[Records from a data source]
::::

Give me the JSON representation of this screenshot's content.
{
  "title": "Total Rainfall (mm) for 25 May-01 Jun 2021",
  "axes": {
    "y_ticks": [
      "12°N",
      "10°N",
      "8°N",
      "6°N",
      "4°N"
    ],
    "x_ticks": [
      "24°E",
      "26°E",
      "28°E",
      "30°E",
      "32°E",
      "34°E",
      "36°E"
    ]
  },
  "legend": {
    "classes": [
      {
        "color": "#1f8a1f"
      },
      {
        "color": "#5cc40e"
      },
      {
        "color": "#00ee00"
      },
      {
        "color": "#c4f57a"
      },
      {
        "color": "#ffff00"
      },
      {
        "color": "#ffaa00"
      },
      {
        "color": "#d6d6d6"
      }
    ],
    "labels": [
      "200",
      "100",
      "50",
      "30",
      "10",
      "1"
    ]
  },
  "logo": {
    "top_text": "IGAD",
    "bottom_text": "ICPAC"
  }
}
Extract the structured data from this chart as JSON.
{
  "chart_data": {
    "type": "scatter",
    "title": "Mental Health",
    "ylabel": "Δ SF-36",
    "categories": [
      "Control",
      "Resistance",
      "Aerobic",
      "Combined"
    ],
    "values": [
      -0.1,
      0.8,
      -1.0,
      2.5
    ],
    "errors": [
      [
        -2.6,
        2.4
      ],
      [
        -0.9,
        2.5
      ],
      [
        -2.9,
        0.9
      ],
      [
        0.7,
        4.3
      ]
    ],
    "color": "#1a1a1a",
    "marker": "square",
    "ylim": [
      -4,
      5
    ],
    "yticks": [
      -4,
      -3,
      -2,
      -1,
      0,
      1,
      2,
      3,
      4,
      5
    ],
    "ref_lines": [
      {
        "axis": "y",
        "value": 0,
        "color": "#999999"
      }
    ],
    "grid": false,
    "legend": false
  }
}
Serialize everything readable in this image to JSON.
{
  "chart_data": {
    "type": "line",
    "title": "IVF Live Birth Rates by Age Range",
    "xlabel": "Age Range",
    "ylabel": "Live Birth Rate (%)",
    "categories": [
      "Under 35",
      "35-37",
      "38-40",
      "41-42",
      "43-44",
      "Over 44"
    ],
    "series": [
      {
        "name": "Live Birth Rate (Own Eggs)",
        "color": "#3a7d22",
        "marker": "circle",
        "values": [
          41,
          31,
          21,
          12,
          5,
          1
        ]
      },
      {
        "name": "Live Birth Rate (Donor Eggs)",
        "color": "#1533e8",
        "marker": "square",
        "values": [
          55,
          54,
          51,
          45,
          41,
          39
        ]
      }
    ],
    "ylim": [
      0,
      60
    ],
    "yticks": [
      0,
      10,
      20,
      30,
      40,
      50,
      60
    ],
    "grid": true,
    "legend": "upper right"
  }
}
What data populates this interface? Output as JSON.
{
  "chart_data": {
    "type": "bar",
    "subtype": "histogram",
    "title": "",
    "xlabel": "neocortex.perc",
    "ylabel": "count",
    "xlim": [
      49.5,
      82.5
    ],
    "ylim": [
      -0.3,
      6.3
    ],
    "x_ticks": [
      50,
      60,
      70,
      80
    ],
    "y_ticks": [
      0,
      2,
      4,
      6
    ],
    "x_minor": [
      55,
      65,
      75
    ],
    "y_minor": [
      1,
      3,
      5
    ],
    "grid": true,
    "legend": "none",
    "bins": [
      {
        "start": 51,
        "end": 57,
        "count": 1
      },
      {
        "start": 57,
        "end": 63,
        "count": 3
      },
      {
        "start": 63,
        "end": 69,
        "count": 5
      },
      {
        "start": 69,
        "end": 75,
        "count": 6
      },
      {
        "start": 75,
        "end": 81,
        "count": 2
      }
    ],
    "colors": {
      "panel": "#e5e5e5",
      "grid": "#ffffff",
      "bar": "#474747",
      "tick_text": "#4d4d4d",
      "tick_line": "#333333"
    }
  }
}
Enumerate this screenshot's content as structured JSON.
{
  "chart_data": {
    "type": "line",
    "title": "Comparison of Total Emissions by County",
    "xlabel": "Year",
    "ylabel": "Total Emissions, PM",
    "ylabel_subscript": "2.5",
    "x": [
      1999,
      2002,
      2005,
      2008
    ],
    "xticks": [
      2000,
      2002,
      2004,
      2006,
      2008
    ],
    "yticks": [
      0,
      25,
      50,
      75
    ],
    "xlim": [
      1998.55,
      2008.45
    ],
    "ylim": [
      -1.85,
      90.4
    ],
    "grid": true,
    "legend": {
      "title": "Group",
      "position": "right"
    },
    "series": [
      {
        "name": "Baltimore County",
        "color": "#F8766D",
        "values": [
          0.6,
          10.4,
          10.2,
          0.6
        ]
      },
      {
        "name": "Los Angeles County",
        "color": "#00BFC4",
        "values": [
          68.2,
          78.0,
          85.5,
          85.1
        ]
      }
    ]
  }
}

::::

- **Problem to solve**
Transcribe the material exactly as it reads.

- **Full response**
Give me the JSON representation of this screenshot's content.
{
  "title": "Total Rainfall (mm) for 25 May-01 Jun 2021",
  "axes": {
    "y_ticks": [
      "12°N",
      "10°N",
      "8°N",
      "6°N",
      "4°N"
    ],
    "x_ticks": [
      "24°E",
      "26°E",
      "28°E",
      "30°E",
      "32°E",
      "34°E",
      "36°E"
    ]
  },
  "legend": {
    "classes": [
      {
        "color": "#1f8a1f"
      },
      {
        "color": "#5cc40e"
      },
      {
        "color": "#00ee00"
      },
      {
        "color": "#c4f57a"
      },
      {
        "color": "#ffff00"
      },
      {
        "color": "#ffaa00"
      },
      {
        "color": "#d6d6d6"
      }
    ],
    "labels": [
      "200",
      "100",
      "50",
      "30",
      "10",
      "1"
    ]
  },
  "logo": {
    "top_text": "IGAD",
    "bottom_text": "ICPAC"
  }
}
Extract the structured data from this chart as JSON.
{
  "chart_data": {
    "type": "scatter",
    "title": "Mental Health",
    "ylabel": "Δ SF-36",
    "categories": [
      "Control",
      "Resistance",
      "Aerobic",
      "Combined"
    ],
    "values": [
      -0.1,
      0.8,
      -1.0,
      2.5
    ],
    "errors": [
      [
        -2.6,
        2.4
      ],
      [
        -0.9,
        2.5
      ],
      [
        -2.9,
        0.9
      ],
      [
        0.7,
        4.3
      ]
    ],
    "color": "#1a1a1a",
    "marker": "square",
    "ylim": [
      -4,
      5
    ],
    "yticks": [
      -4,
      -3,
      -2,
      -1,
      0,
      1,
      2,
      3,
      4,
      5
    ],
    "ref_lines": [
      {
        "axis": "y",
        "value": 0,
        "color": "#999999"
      }
    ],
    "grid": false,
    "legend": false
  }
}
Serialize everything readable in this image to JSON.
{
  "chart_data": {
    "type": "line",
    "title": "IVF Live Birth Rates by Age Range",
    "xlabel": "Age Range",
    "ylabel": "Live Birth Rate (%)",
    "categories": [
      "Under 35",
      "35-37",
      "38-40",
      "41-42",
      "43-44",
      "Over 44"
    ],
    "series": [
      {
        "name": "Live Birth Rate (Own Eggs)",
        "color": "#3a7d22",
        "marker": "circle",
        "values": [
          41,
          31,
          21,
          12,
          5,
          1
        ]
      },
      {
        "name": "Live Birth Rate (Donor Eggs)",
        "color": "#1533e8",
        "marker": "square",
        "values": [
          55,
          54,
          51,
          45,
          41,
          39
        ]
      }
    ],
    "ylim": [
      0,
      60
    ],
    "yticks": [
      0,
      10,
      20,
      30,
      40,
      50,
      60
    ],
    "grid": true,
    "legend": "upper right"
  }
}
What data populates this interface? Output as JSON.
{
  "chart_data": {
    "type": "bar",
    "subtype": "histogram",
    "title": "",
    "xlabel": "neocortex.perc",
    "ylabel": "count",
    "xlim": [
      49.5,
      82.5
    ],
    "ylim": [
      -0.3,
      6.3
    ],
    "x_ticks": [
      50,
      60,
      70,
      80
    ],
    "y_ticks": [
      0,
      2,
      4,
      6
    ],
    "x_minor": [
      55,
      65,
      75
    ],
    "y_minor": [
      1,
      3,
      5
    ],
    "grid": true,
    "legend": "none",
    "bins": [
      {
        "start": 51,
        "end": 57,
        "count": 1
      },
      {
        "start": 57,
        "end": 63,
        "count": 3
      },
      {
        "start": 63,
        "end": 69,
        "count": 5
      },
      {
        "start": 69,
        "end": 75,
        "count": 6
      },
      {
        "start": 75,
        "end": 81,
        "count": 2
      }
    ],
    "colors": {
      "panel": "#e5e5e5",
      "grid": "#ffffff",
      "bar": "#474747",
      "tick_text": "#4d4d4d",
      "tick_line": "#333333"
    }
  }
}
Enumerate this screenshot's content as structured JSON.
{
  "chart_data": {
    "type": "line",
    "title": "Comparison of Total Emissions by County",
    "xlabel": "Year",
    "ylabel": "Total Emissions, PM",
    "ylabel_subscript": "2.5",
    "x": [
      1999,
      2002,
      2005,
      2008
    ],
    "xticks": [
      2000,
      2002,
      2004,
      2006,
      2008
    ],
    "yticks": [
      0,
      25,
      50,
      75
    ],
    "xlim": [
      1998.55,
      2008.45
    ],
    "ylim": [
      -1.85,
      90.4
    ],
    "grid": true,
    "legend": {
      "title": "Group",
      "position": "right"
    },
    "series": [
      {
        "name": "Baltimore County",
        "color": "#F8766D",
        "values": [
          0.6,
          10.4,
          10.2,
          0.6
        ]
      },
      {
        "name": "Los Angeles County",
        "color": "#00BFC4",
        "values": [
          68.2,
          78.0,
          85.5,
          85.1
        ]
      }
    ]
  }
}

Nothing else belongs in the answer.